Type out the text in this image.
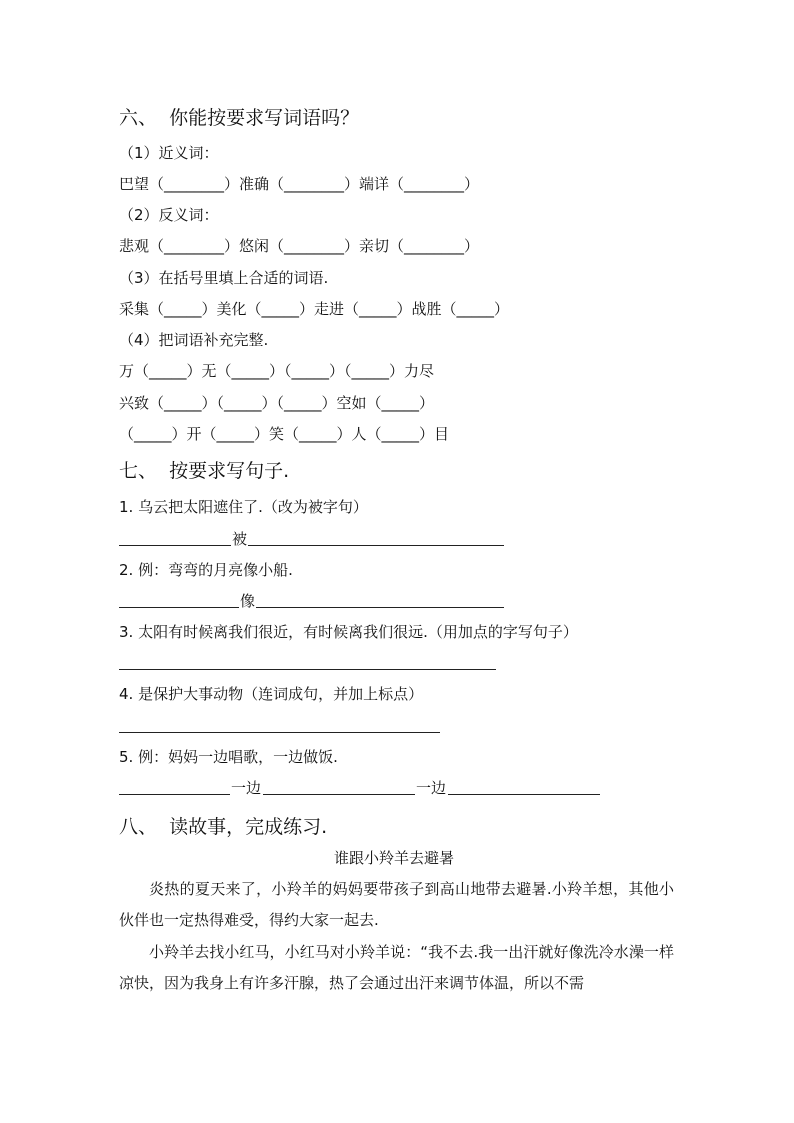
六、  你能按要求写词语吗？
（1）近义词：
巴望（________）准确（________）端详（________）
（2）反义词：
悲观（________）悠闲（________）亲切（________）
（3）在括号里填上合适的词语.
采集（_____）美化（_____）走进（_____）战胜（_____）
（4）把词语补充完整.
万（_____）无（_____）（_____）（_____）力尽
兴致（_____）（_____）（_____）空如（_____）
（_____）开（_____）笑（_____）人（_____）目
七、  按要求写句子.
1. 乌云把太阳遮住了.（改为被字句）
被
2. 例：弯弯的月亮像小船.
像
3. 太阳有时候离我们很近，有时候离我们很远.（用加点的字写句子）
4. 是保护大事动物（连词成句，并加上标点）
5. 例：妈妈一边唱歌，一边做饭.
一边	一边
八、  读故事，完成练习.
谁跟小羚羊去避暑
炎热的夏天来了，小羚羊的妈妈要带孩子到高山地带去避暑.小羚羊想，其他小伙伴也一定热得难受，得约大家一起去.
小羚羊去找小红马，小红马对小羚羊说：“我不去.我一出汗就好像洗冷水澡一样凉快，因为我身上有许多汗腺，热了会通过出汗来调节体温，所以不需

───

## [REQUIRED TASK]
Above are the records; reproduce them exactly and leave out the pictures.

## [SOLUTION TO THE EXERCISE]
Type out the text in this image.
六、  你能按要求写词语吗？
（1）近义词：
巴望（________）准确（________）端详（________）
（2）反义词：
悲观（________）悠闲（________）亲切（________）
（3）在括号里填上合适的词语.
采集（_____）美化（_____）走进（_____）战胜（_____）
（4）把词语补充完整.
万（_____）无（_____）（_____）（_____）力尽
兴致（_____）（_____）（_____）空如（_____）
（_____）开（_____）笑（_____）人（_____）目
七、  按要求写句子.
1. 乌云把太阳遮住了.（改为被字句）
被
2. 例：弯弯的月亮像小船.
像
3. 太阳有时候离我们很近，有时候离我们很远.（用加点的字写句子）
4. 是保护大事动物（连词成句，并加上标点）
5. 例：妈妈一边唱歌，一边做饭.
一边	一边
八、  读故事，完成练习.
谁跟小羚羊去避暑
炎热的夏天来了，小羚羊的妈妈要带孩子到高山地带去避暑.小羚羊想，其他小伙伴也一定热得难受，得约大家一起去.
小羚羊去找小红马，小红马对小羚羊说：“我不去.我一出汗就好像洗冷水澡一样凉快，因为我身上有许多汗腺，热了会通过出汗来调节体温，所以不需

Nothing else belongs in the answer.